> **Exercise details**
Report back each line of the records that contains the string "agent".
**** Data entries
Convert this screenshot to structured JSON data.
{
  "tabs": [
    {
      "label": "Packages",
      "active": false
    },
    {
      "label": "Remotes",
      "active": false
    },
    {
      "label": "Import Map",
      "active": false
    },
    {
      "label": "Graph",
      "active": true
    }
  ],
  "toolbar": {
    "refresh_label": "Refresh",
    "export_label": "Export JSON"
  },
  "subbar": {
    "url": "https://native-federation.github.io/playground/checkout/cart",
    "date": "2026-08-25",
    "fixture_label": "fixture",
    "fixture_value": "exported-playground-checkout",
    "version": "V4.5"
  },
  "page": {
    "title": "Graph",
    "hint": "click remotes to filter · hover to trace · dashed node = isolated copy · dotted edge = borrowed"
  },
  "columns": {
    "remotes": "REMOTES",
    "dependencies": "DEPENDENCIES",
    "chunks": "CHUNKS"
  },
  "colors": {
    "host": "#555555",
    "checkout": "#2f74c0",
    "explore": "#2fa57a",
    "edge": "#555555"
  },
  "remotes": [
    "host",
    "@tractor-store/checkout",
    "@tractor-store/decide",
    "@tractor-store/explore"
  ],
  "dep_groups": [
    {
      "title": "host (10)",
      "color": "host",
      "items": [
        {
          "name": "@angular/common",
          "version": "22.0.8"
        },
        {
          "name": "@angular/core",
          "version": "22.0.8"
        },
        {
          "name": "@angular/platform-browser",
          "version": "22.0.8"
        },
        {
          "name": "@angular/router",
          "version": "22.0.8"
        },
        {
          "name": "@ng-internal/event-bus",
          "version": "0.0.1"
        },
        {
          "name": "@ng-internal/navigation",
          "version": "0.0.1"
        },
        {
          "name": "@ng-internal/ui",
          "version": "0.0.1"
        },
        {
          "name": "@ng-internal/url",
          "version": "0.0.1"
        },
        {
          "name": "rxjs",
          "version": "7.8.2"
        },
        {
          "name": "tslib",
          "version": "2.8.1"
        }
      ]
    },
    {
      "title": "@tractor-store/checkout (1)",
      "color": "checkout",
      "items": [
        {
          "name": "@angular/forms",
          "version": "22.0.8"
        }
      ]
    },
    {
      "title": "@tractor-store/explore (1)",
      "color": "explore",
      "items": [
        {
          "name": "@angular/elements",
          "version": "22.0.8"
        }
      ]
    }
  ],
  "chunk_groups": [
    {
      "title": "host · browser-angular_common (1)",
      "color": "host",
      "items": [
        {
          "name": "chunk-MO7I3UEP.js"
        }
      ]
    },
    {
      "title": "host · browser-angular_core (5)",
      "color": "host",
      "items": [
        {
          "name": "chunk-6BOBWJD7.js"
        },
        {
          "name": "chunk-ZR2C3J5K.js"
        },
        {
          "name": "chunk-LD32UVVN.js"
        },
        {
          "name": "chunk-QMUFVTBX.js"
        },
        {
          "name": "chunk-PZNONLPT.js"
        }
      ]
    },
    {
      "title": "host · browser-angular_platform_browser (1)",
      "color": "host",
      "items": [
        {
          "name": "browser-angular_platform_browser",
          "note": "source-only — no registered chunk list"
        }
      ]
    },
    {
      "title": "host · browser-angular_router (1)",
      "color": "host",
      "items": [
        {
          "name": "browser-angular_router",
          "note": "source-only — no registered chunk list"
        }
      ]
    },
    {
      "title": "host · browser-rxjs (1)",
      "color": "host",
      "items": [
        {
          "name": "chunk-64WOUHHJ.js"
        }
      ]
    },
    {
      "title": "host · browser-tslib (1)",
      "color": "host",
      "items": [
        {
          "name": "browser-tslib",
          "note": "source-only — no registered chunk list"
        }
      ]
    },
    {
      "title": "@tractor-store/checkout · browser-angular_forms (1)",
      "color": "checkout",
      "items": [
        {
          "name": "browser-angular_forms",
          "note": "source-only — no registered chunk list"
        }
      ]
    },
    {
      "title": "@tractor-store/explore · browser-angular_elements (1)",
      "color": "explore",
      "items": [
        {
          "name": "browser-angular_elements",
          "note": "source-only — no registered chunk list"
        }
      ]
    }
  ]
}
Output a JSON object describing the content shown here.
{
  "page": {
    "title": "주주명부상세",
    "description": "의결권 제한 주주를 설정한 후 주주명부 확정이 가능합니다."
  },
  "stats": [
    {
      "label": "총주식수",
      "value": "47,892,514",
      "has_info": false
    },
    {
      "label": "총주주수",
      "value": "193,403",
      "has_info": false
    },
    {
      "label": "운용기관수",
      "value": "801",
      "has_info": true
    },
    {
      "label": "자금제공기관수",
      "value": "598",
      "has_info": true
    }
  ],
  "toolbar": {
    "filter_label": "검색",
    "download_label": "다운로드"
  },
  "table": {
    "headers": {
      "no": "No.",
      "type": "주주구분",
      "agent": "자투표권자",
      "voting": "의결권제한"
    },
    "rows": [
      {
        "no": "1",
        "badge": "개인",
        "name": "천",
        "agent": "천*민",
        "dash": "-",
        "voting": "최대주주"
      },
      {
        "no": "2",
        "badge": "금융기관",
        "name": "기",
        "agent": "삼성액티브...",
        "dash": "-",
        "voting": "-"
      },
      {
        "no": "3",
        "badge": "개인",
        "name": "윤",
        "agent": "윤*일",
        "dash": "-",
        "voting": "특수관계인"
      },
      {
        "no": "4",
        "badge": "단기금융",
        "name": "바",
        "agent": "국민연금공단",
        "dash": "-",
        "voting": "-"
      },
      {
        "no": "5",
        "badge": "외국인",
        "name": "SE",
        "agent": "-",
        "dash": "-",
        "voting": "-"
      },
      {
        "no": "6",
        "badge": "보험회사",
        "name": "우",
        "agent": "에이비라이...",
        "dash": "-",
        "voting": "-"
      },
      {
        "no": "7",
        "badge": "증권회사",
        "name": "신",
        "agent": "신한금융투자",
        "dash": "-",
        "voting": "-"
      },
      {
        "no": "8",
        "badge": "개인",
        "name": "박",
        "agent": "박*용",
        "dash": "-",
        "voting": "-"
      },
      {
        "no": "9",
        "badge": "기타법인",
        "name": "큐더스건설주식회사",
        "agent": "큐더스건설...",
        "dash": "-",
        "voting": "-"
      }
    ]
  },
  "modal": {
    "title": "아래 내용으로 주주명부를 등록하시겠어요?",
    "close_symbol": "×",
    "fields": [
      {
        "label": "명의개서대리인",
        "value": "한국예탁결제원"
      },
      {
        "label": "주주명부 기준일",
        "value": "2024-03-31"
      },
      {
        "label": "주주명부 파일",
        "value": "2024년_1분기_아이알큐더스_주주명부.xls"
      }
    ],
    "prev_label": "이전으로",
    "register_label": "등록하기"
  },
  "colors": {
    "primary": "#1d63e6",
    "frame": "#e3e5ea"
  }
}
********
> **Finished exercise**
      "agent": "자투표권자",
        "agent": "천*민",
        "agent": "삼성액티브...",
        "agent": "윤*일",
        "agent": "국민연금공단",
        "agent": "-",
        "agent": "에이비라이...",
        "agent": "신한금융투자",
        "agent": "박*용",
        "agent": "큐더스건설...",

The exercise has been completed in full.